[YOUR GOAL]
The records below must be transcribed exactly. Do not include the pictures.

Rows from a figure dataset
## START

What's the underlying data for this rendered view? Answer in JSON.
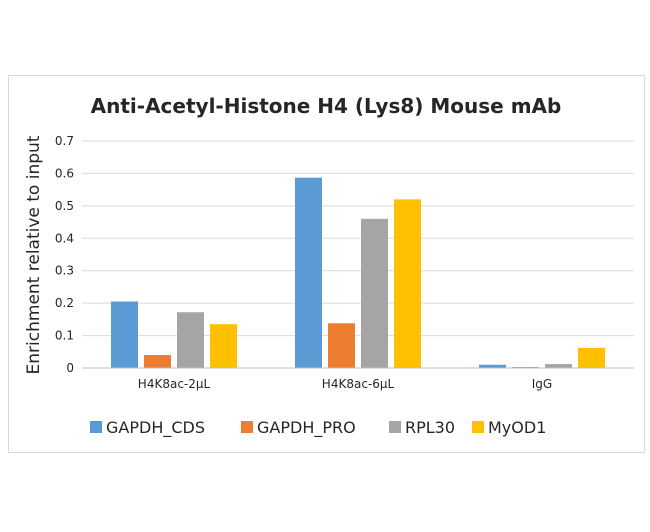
{
  "chart_data": {
    "type": "bar",
    "title": "Anti-Acetyl-Histone H4 (Lys8) Mouse mAb",
    "xlabel": "",
    "ylabel": "Enrichment relative to input",
    "ylim": [
      0,
      0.7
    ],
    "yticks": [
      "0",
      "0.1",
      "0.2",
      "0.3",
      "0.4",
      "0.5",
      "0.6",
      "0.7"
    ],
    "grid": true,
    "legend_position": "bottom",
    "categories": [
      "H4K8ac-2μL",
      "H4K8ac-6μL",
      "IgG"
    ],
    "series": [
      {
        "name": "GAPDH_CDS",
        "color": "#5b9bd5",
        "values": [
          0.205,
          0.587,
          0.01
        ]
      },
      {
        "name": "GAPDH_PRO",
        "color": "#ed7d31",
        "values": [
          0.04,
          0.138,
          0.003
        ]
      },
      {
        "name": "RPL30",
        "color": "#a5a5a5",
        "values": [
          0.172,
          0.46,
          0.012
        ]
      },
      {
        "name": "MyOD1",
        "color": "#ffc000",
        "values": [
          0.135,
          0.52,
          0.062
        ]
      }
    ]
  }
}
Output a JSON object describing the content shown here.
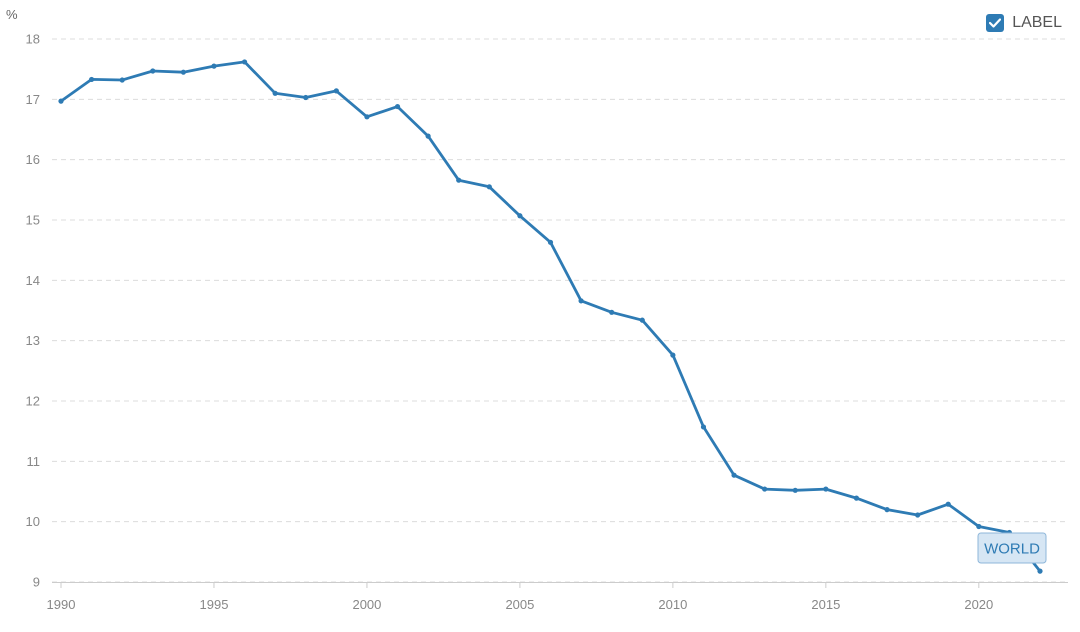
{
  "chart_data": {
    "type": "line",
    "unit": "%",
    "legend_label": "LABEL",
    "legend_checked": true,
    "legend_position": "top-right",
    "series_label": "WORLD",
    "color": "#2e7bb4",
    "grid": true,
    "ylim": [
      9,
      18
    ],
    "yticks": [
      9,
      10,
      11,
      12,
      13,
      14,
      15,
      16,
      17,
      18
    ],
    "xlim": [
      1990,
      2022
    ],
    "xticks": [
      1990,
      1995,
      2000,
      2005,
      2010,
      2015,
      2020
    ],
    "x": [
      1990,
      1991,
      1992,
      1993,
      1994,
      1995,
      1996,
      1997,
      1998,
      1999,
      2000,
      2001,
      2002,
      2003,
      2004,
      2005,
      2006,
      2007,
      2008,
      2009,
      2010,
      2011,
      2012,
      2013,
      2014,
      2015,
      2016,
      2017,
      2018,
      2019,
      2020,
      2021,
      2022
    ],
    "series": [
      {
        "name": "WORLD",
        "values": [
          16.97,
          17.33,
          17.32,
          17.47,
          17.45,
          17.55,
          17.62,
          17.1,
          17.03,
          17.14,
          16.71,
          16.88,
          16.39,
          15.66,
          15.55,
          15.07,
          14.63,
          13.66,
          13.47,
          13.34,
          12.76,
          11.57,
          10.77,
          10.54,
          10.52,
          10.54,
          10.39,
          10.2,
          10.11,
          10.29,
          9.92,
          9.82,
          9.18
        ]
      }
    ]
  }
}
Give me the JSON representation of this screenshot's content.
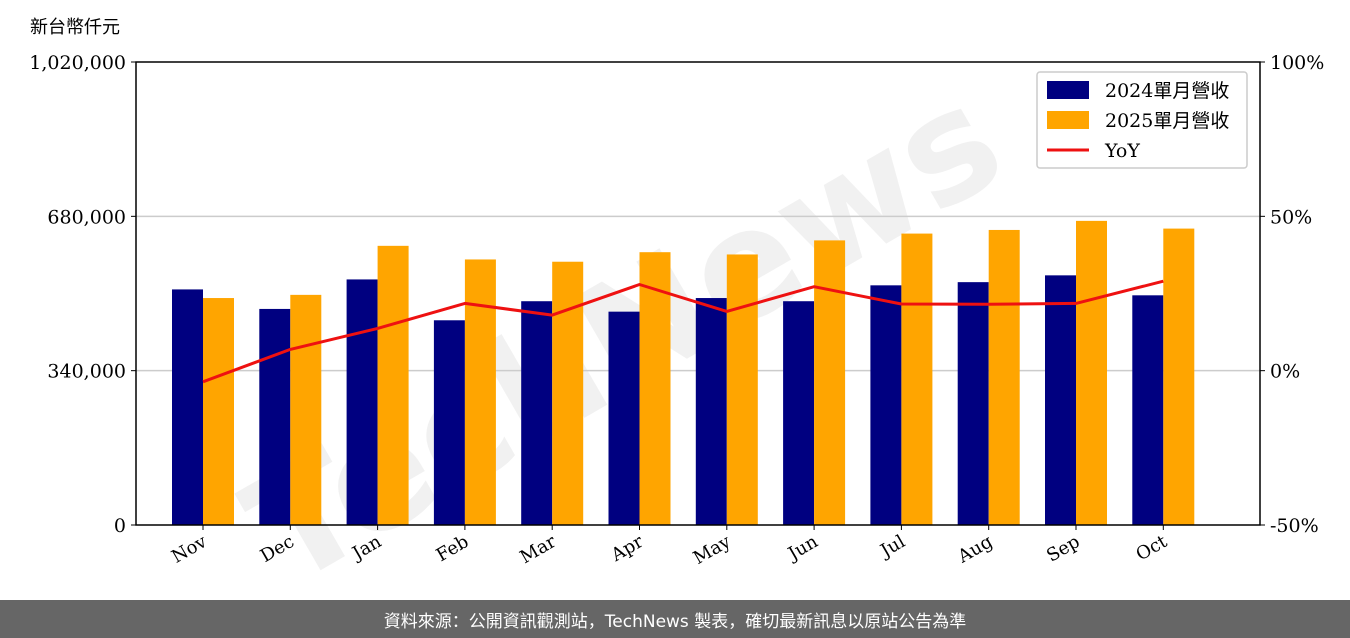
{
  "watermark": "TechNews",
  "footer": {
    "source_text": "資料來源：公開資訊觀測站，TechNews 製表，確切最新訊息以原站公告為準"
  },
  "colors": {
    "series_2024": "#000080",
    "series_2025": "#FFA500",
    "yoy": "#EE1111",
    "grid": "#cccccc",
    "footer_bg": "#666666"
  },
  "chart_data": {
    "type": "bar",
    "unit_label": "新台幣仟元",
    "categories": [
      "Nov",
      "Dec",
      "Jan",
      "Feb",
      "Mar",
      "Apr",
      "May",
      "Jun",
      "Jul",
      "Aug",
      "Sep",
      "Oct"
    ],
    "series": [
      {
        "name": "2024單月營收",
        "type": "bar",
        "values": [
          519000,
          476000,
          541000,
          451000,
          493000,
          470000,
          500000,
          493000,
          528000,
          535000,
          550000,
          506000
        ]
      },
      {
        "name": "2025單月營收",
        "type": "bar",
        "values": [
          500000,
          507000,
          615000,
          585000,
          580000,
          601000,
          596000,
          627000,
          642000,
          650000,
          670000,
          653000
        ]
      },
      {
        "name": "YoY",
        "type": "line",
        "axis": "right",
        "values": [
          -3.6,
          6.9,
          13.7,
          21.8,
          18.0,
          27.9,
          19.2,
          27.2,
          21.6,
          21.5,
          21.8,
          29.0
        ]
      }
    ],
    "y_left": {
      "ticks": [
        "0",
        "340,000",
        "680,000",
        "1,020,000"
      ],
      "ylim": [
        0,
        1020000
      ]
    },
    "y_right": {
      "ticks": [
        "-50%",
        "0%",
        "50%",
        "100%"
      ],
      "ylim": [
        -50,
        100
      ]
    },
    "grid": "horizontal",
    "legend_position": "top-right"
  }
}
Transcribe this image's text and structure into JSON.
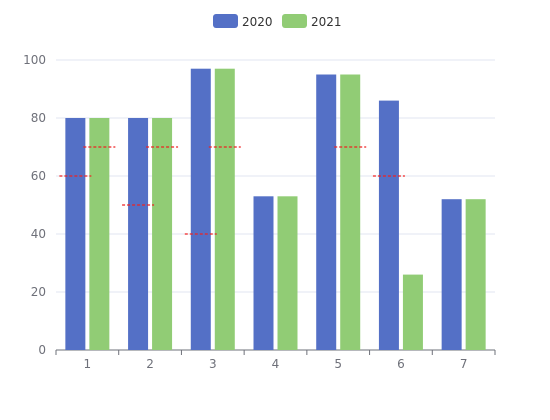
{
  "chart_data": {
    "type": "bar",
    "categories": [
      "1",
      "2",
      "3",
      "4",
      "5",
      "6",
      "7"
    ],
    "series": [
      {
        "name": "2020",
        "color": "#5470c6",
        "values": [
          80,
          80,
          97,
          53,
          95,
          86,
          52
        ]
      },
      {
        "name": "2021",
        "color": "#91cc75",
        "values": [
          80,
          80,
          97,
          53,
          95,
          26,
          52
        ]
      }
    ],
    "markers": {
      "color": "#ee2222",
      "style": "dashed",
      "series_2020_values": [
        60,
        50,
        40,
        null,
        null,
        60,
        null
      ],
      "series_2021_values": [
        70,
        70,
        70,
        null,
        70,
        null,
        null
      ]
    },
    "ylim": [
      0,
      100
    ],
    "yticks": [
      0,
      20,
      40,
      60,
      80,
      100
    ],
    "grid": true,
    "legend_position": "top-center",
    "title": "",
    "xlabel": "",
    "ylabel": ""
  }
}
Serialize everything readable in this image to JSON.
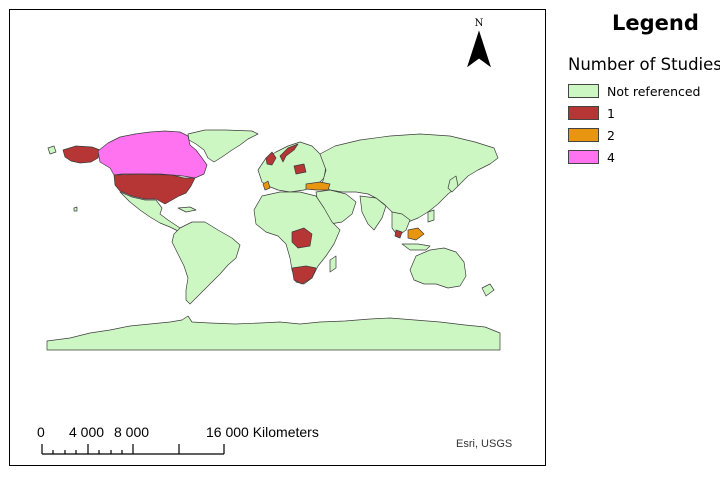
{
  "north_arrow": {
    "label": "N"
  },
  "credit": "Esri, USGS",
  "scale_bar": {
    "ticks": [
      "0",
      "4 000",
      "8 000",
      "16 000 Kilometers"
    ]
  },
  "legend": {
    "title": "Legend",
    "subtitle": "Number of Studies",
    "items": [
      {
        "label": "Not referenced",
        "color": "#ccf7c2"
      },
      {
        "label": "1",
        "color": "#b63535"
      },
      {
        "label": "2",
        "color": "#e8960f"
      },
      {
        "label": "4",
        "color": "#ff73f0"
      }
    ]
  },
  "colors": {
    "not_referenced": "#ccf7c2",
    "one": "#b63535",
    "two": "#e8960f",
    "four": "#ff73f0",
    "border": "#3c3c3c"
  }
}
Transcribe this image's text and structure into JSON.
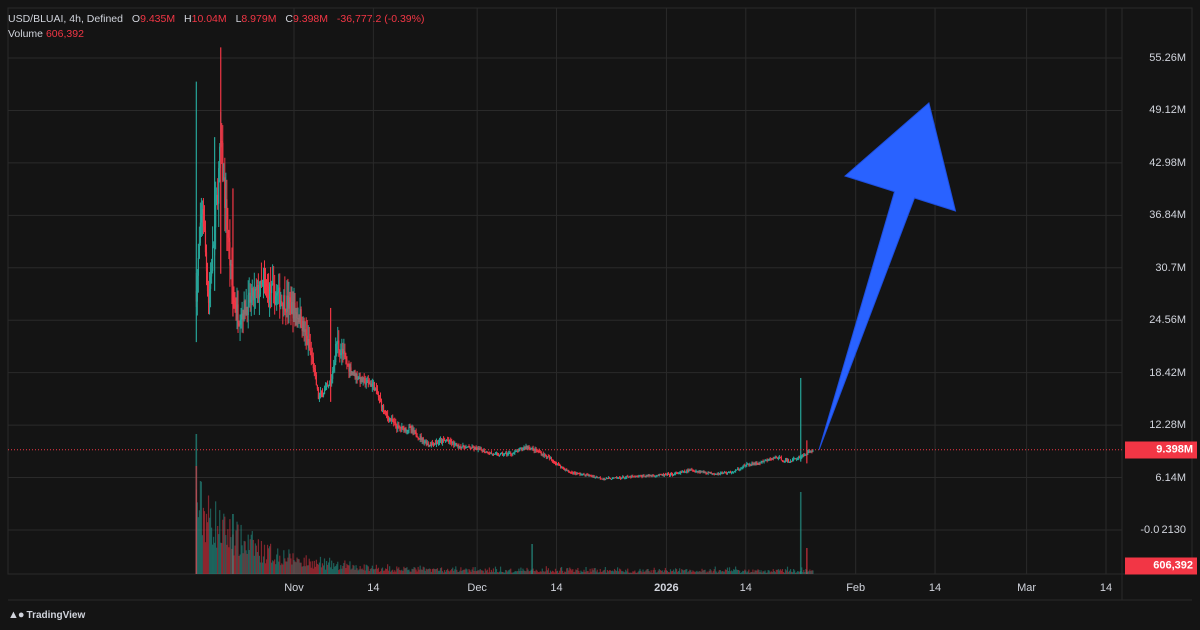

## END

[OUTPUT OF THE EXERCISE]
What's the underlying data for this rendered view? Answer in JSON.
{
  "chart_data": {
    "type": "bar",
    "title": "Anti-Acetyl-Histone H4 (Lys8) Mouse mAb",
    "xlabel": "",
    "ylabel": "Enrichment relative to input",
    "ylim": [
      0,
      0.7
    ],
    "yticks": [
      "0",
      "0.1",
      "0.2",
      "0.3",
      "0.4",
      "0.5",
      "0.6",
      "0.7"
    ],
    "grid": true,
    "legend_position": "bottom",
    "categories": [
      "H4K8ac-2μL",
      "H4K8ac-6μL",
      "IgG"
    ],
    "series": [
      {
        "name": "GAPDH_CDS",
        "color": "#5b9bd5",
        "values": [
          0.205,
          0.587,
          0.01
        ]
      },
      {
        "name": "GAPDH_PRO",
        "color": "#ed7d31",
        "values": [
          0.04,
          0.138,
          0.003
        ]
      },
      {
        "name": "RPL30",
        "color": "#a5a5a5",
        "values": [
          0.172,
          0.46,
          0.012
        ]
      },
      {
        "name": "MyOD1",
        "color": "#ffc000",
        "values": [
          0.135,
          0.52,
          0.062
        ]
      }
    ]
  }
}
Output a JSON object describing the content shown here.
{
  "chart_data": {
    "type": "line",
    "unit": "%",
    "legend_label": "LABEL",
    "legend_checked": true,
    "legend_position": "top-right",
    "series_label": "WORLD",
    "color": "#2e7bb4",
    "grid": true,
    "ylim": [
      9,
      18
    ],
    "yticks": [
      9,
      10,
      11,
      12,
      13,
      14,
      15,
      16,
      17,
      18
    ],
    "xlim": [
      1990,
      2022
    ],
    "xticks": [
      1990,
      1995,
      2000,
      2005,
      2010,
      2015,
      2020
    ],
    "x": [
      1990,
      1991,
      1992,
      1993,
      1994,
      1995,
      1996,
      1997,
      1998,
      1999,
      2000,
      2001,
      2002,
      2003,
      2004,
      2005,
      2006,
      2007,
      2008,
      2009,
      2010,
      2011,
      2012,
      2013,
      2014,
      2015,
      2016,
      2017,
      2018,
      2019,
      2020,
      2021,
      2022
    ],
    "series": [
      {
        "name": "WORLD",
        "values": [
          16.97,
          17.33,
          17.32,
          17.47,
          17.45,
          17.55,
          17.62,
          17.1,
          17.03,
          17.14,
          16.71,
          16.88,
          16.39,
          15.66,
          15.55,
          15.07,
          14.63,
          13.66,
          13.47,
          13.34,
          12.76,
          11.57,
          10.77,
          10.54,
          10.52,
          10.54,
          10.39,
          10.2,
          10.11,
          10.29,
          9.92,
          9.82,
          9.18
        ]
      }
    ]
  }
}
Give me the JSON representation of this screenshot's content.
{
  "watermark": "TechNews",
  "footer": {
    "source_text": "資料來源：公開資訊觀測站，TechNews 製表，確切最新訊息以原站公告為準"
  },
  "colors": {
    "series_2024": "#000080",
    "series_2025": "#FFA500",
    "yoy": "#EE1111",
    "grid": "#cccccc",
    "footer_bg": "#666666"
  },
  "chart_data": {
    "type": "bar",
    "unit_label": "新台幣仟元",
    "categories": [
      "Nov",
      "Dec",
      "Jan",
      "Feb",
      "Mar",
      "Apr",
      "May",
      "Jun",
      "Jul",
      "Aug",
      "Sep",
      "Oct"
    ],
    "series": [
      {
        "name": "2024單月營收",
        "type": "bar",
        "values": [
          519000,
          476000,
          541000,
          451000,
          493000,
          470000,
          500000,
          493000,
          528000,
          535000,
          550000,
          506000
        ]
      },
      {
        "name": "2025單月營收",
        "type": "bar",
        "values": [
          500000,
          507000,
          615000,
          585000,
          580000,
          601000,
          596000,
          627000,
          642000,
          650000,
          670000,
          653000
        ]
      },
      {
        "name": "YoY",
        "type": "line",
        "axis": "right",
        "values": [
          -3.6,
          6.9,
          13.7,
          21.8,
          18.0,
          27.9,
          19.2,
          27.2,
          21.6,
          21.5,
          21.8,
          29.0
        ]
      }
    ],
    "y_left": {
      "ticks": [
        "0",
        "340,000",
        "680,000",
        "1,020,000"
      ],
      "ylim": [
        0,
        1020000
      ]
    },
    "y_right": {
      "ticks": [
        "-50%",
        "0%",
        "50%",
        "100%"
      ],
      "ylim": [
        -50,
        100
      ]
    },
    "grid": "horizontal",
    "legend_position": "top-right"
  }
}
Transcribe this image's text and structure into JSON.
{
  "chart_data": {
    "type": "bar",
    "categories": [
      "1",
      "2",
      "3",
      "4",
      "5",
      "6",
      "7"
    ],
    "series": [
      {
        "name": "2020",
        "color": "#5470c6",
        "values": [
          80,
          80,
          97,
          53,
          95,
          86,
          52
        ]
      },
      {
        "name": "2021",
        "color": "#91cc75",
        "values": [
          80,
          80,
          97,
          53,
          95,
          26,
          52
        ]
      }
    ],
    "markers": {
      "color": "#ee2222",
      "style": "dashed",
      "series_2020_values": [
        60,
        50,
        40,
        null,
        null,
        60,
        null
      ],
      "series_2021_values": [
        70,
        70,
        70,
        null,
        70,
        null,
        null
      ]
    },
    "ylim": [
      0,
      100
    ],
    "yticks": [
      0,
      20,
      40,
      60,
      80,
      100
    ],
    "grid": true,
    "legend_position": "top-center",
    "title": "",
    "xlabel": "",
    "ylabel": ""
  }
}
Serialize everything readable in this image to JSON.
{
  "north_arrow": {
    "label": "N"
  },
  "credit": "Esri, USGS",
  "scale_bar": {
    "ticks": [
      "0",
      "4 000",
      "8 000",
      "16 000 Kilometers"
    ]
  },
  "legend": {
    "title": "Legend",
    "subtitle": "Number of Studies",
    "items": [
      {
        "label": "Not referenced",
        "color": "#ccf7c2"
      },
      {
        "label": "1",
        "color": "#b63535"
      },
      {
        "label": "2",
        "color": "#e8960f"
      },
      {
        "label": "4",
        "color": "#ff73f0"
      }
    ]
  },
  "colors": {
    "not_referenced": "#ccf7c2",
    "one": "#b63535",
    "two": "#e8960f",
    "four": "#ff73f0",
    "border": "#3c3c3c"
  }
}
Transcribe this image's text and structure into JSON.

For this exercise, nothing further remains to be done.